[BEGIN]

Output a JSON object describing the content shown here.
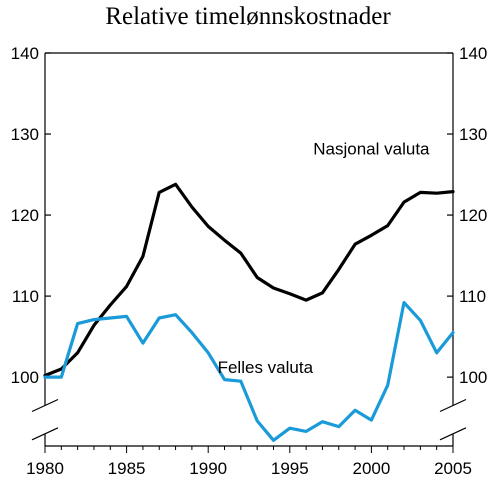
{
  "chart_data": {
    "type": "line",
    "title": "Relative timelønnskostnader",
    "xlabel": "",
    "ylabel": "",
    "xlim": [
      1980,
      2005
    ],
    "ylim": [
      91.5,
      140
    ],
    "x_ticks": [
      "1980",
      "1985",
      "1990",
      "1995",
      "2000",
      "2005"
    ],
    "y_ticks_left": [
      "100",
      "110",
      "120",
      "130",
      "140"
    ],
    "y_ticks_right": [
      "100",
      "110",
      "120",
      "130",
      "140"
    ],
    "axis_break": "y-axis break between 92 and 100",
    "grid": false,
    "legend": "none (series labelled directly on chart)",
    "series": [
      {
        "name": "Nasjonal valuta",
        "color": "#000000",
        "x": [
          1980,
          1981,
          1982,
          1983,
          1984,
          1985,
          1986,
          1987,
          1988,
          1989,
          1990,
          1991,
          1992,
          1993,
          1994,
          1995,
          1996,
          1997,
          1998,
          1999,
          2000,
          2001,
          2002,
          2003,
          2004,
          2005
        ],
        "values": [
          100.2,
          101.0,
          103.0,
          106.4,
          108.9,
          111.2,
          114.9,
          122.8,
          123.8,
          121.0,
          118.6,
          116.9,
          115.3,
          112.3,
          111.0,
          110.3,
          109.5,
          110.4,
          113.3,
          116.4,
          117.5,
          118.7,
          121.6,
          122.8,
          122.7,
          122.9
        ]
      },
      {
        "name": "Felles valuta",
        "color": "#1a9ad8",
        "x": [
          1980,
          1981,
          1982,
          1983,
          1984,
          1985,
          1986,
          1987,
          1988,
          1989,
          1990,
          1991,
          1992,
          1993,
          1994,
          1995,
          1996,
          1997,
          1998,
          1999,
          2000,
          2001,
          2002,
          2003,
          2004,
          2005
        ],
        "values": [
          100.0,
          100.0,
          106.6,
          107.1,
          107.3,
          107.5,
          104.2,
          107.3,
          107.7,
          105.5,
          103.0,
          99.7,
          99.5,
          94.6,
          92.2,
          93.7,
          93.3,
          94.5,
          93.9,
          95.9,
          94.7,
          99.0,
          109.2,
          107.0,
          103.0,
          105.5
        ]
      }
    ],
    "annotations": [
      {
        "text": "Nasjonal valuta",
        "x": 2000,
        "y": 127.5
      },
      {
        "text": "Felles valuta",
        "x": 1993.5,
        "y": 100.5
      }
    ]
  }
}
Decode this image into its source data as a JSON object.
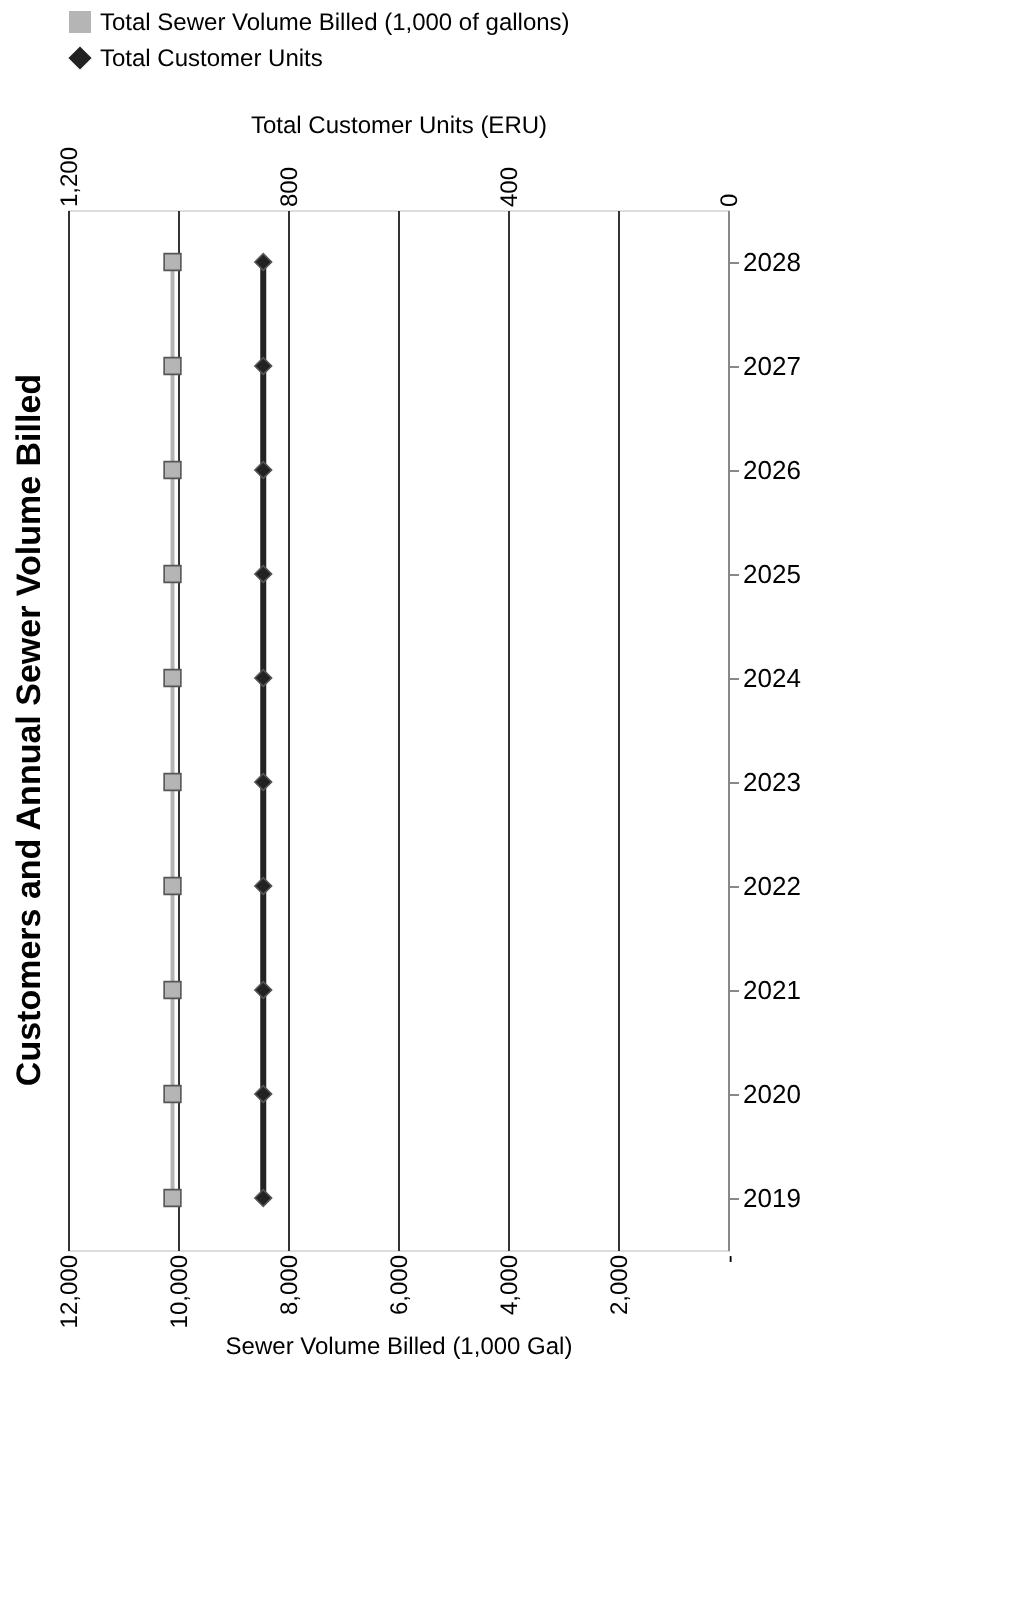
{
  "chart_data": {
    "type": "line",
    "orientation": "horizontal",
    "title": "Customers and Annual Sewer Volume Billed",
    "categories": [
      "2028",
      "2027",
      "2026",
      "2025",
      "2024",
      "2023",
      "2022",
      "2021",
      "2020",
      "2019"
    ],
    "series": [
      {
        "name": "Total Sewer Volume Billed (1,000 of gallons)",
        "color": "#b5b5b5",
        "marker": "square",
        "values": [
          10100,
          10100,
          10100,
          10100,
          10100,
          10100,
          10100,
          10100,
          10100,
          10100
        ]
      },
      {
        "name": "Total Customer Units",
        "color": "#222222",
        "marker": "diamond",
        "axis": "x2",
        "values": [
          845,
          845,
          845,
          845,
          845,
          845,
          845,
          845,
          845,
          845
        ]
      }
    ],
    "xlabel": "Sewer Volume Billed (1,000 Gal)",
    "x2label": "Total Customer Units (ERU)",
    "xlim": [
      12000,
      0
    ],
    "xticks": [
      {
        "value": 12000,
        "label": "12,000"
      },
      {
        "value": 10000,
        "label": "10,000"
      },
      {
        "value": 8000,
        "label": "8,000"
      },
      {
        "value": 6000,
        "label": "6,000"
      },
      {
        "value": 4000,
        "label": "4,000"
      },
      {
        "value": 2000,
        "label": "2,000"
      },
      {
        "value": 0,
        "label": "-"
      }
    ],
    "x2lim": [
      1200,
      0
    ],
    "x2ticks": [
      {
        "value": 1200,
        "label": "1,200"
      },
      800,
      400,
      0
    ],
    "grid": true,
    "legend": "top"
  }
}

[END]

• [Stated goal]
Return the entries unchanged, save for the pictures, which do not belong in the copy.

• [Written answer]
Output a JSON object describing the content shown here.
{
  "chart_data": {
    "type": "line",
    "title": "Relative timelønnskostnader",
    "xlabel": "",
    "ylabel": "",
    "xlim": [
      1980,
      2005
    ],
    "ylim": [
      91.5,
      140
    ],
    "x_ticks": [
      "1980",
      "1985",
      "1990",
      "1995",
      "2000",
      "2005"
    ],
    "y_ticks_left": [
      "100",
      "110",
      "120",
      "130",
      "140"
    ],
    "y_ticks_right": [
      "100",
      "110",
      "120",
      "130",
      "140"
    ],
    "axis_break": "y-axis break between 92 and 100",
    "grid": false,
    "legend": "none (series labelled directly on chart)",
    "series": [
      {
        "name": "Nasjonal valuta",
        "color": "#000000",
        "x": [
          1980,
          1981,
          1982,
          1983,
          1984,
          1985,
          1986,
          1987,
          1988,
          1989,
          1990,
          1991,
          1992,
          1993,
          1994,
          1995,
          1996,
          1997,
          1998,
          1999,
          2000,
          2001,
          2002,
          2003,
          2004,
          2005
        ],
        "values": [
          100.2,
          101.0,
          103.0,
          106.4,
          108.9,
          111.2,
          114.9,
          122.8,
          123.8,
          121.0,
          118.6,
          116.9,
          115.3,
          112.3,
          111.0,
          110.3,
          109.5,
          110.4,
          113.3,
          116.4,
          117.5,
          118.7,
          121.6,
          122.8,
          122.7,
          122.9
        ]
      },
      {
        "name": "Felles valuta",
        "color": "#1a9ad8",
        "x": [
          1980,
          1981,
          1982,
          1983,
          1984,
          1985,
          1986,
          1987,
          1988,
          1989,
          1990,
          1991,
          1992,
          1993,
          1994,
          1995,
          1996,
          1997,
          1998,
          1999,
          2000,
          2001,
          2002,
          2003,
          2004,
          2005
        ],
        "values": [
          100.0,
          100.0,
          106.6,
          107.1,
          107.3,
          107.5,
          104.2,
          107.3,
          107.7,
          105.5,
          103.0,
          99.7,
          99.5,
          94.6,
          92.2,
          93.7,
          93.3,
          94.5,
          93.9,
          95.9,
          94.7,
          99.0,
          109.2,
          107.0,
          103.0,
          105.5
        ]
      }
    ],
    "annotations": [
      {
        "text": "Nasjonal valuta",
        "x": 2000,
        "y": 127.5
      },
      {
        "text": "Felles valuta",
        "x": 1993.5,
        "y": 100.5
      }
    ]
  }
}
Decode this image into its source data as a JSON object.
{
  "chart_data": {
    "type": "line",
    "orientation": "horizontal",
    "title": "Customers and Annual Sewer Volume Billed",
    "categories": [
      "2028",
      "2027",
      "2026",
      "2025",
      "2024",
      "2023",
      "2022",
      "2021",
      "2020",
      "2019"
    ],
    "series": [
      {
        "name": "Total Sewer Volume Billed (1,000 of gallons)",
        "color": "#b5b5b5",
        "marker": "square",
        "values": [
          10100,
          10100,
          10100,
          10100,
          10100,
          10100,
          10100,
          10100,
          10100,
          10100
        ]
      },
      {
        "name": "Total Customer Units",
        "color": "#222222",
        "marker": "diamond",
        "axis": "x2",
        "values": [
          845,
          845,
          845,
          845,
          845,
          845,
          845,
          845,
          845,
          845
        ]
      }
    ],
    "xlabel": "Sewer Volume Billed (1,000 Gal)",
    "x2label": "Total Customer Units (ERU)",
    "xlim": [
      12000,
      0
    ],
    "xticks": [
      {
        "value": 12000,
        "label": "12,000"
      },
      {
        "value": 10000,
        "label": "10,000"
      },
      {
        "value": 8000,
        "label": "8,000"
      },
      {
        "value": 6000,
        "label": "6,000"
      },
      {
        "value": 4000,
        "label": "4,000"
      },
      {
        "value": 2000,
        "label": "2,000"
      },
      {
        "value": 0,
        "label": "-"
      }
    ],
    "x2lim": [
      1200,
      0
    ],
    "x2ticks": [
      {
        "value": 1200,
        "label": "1,200"
      },
      800,
      400,
      0
    ],
    "grid": true,
    "legend": "top"
  }
}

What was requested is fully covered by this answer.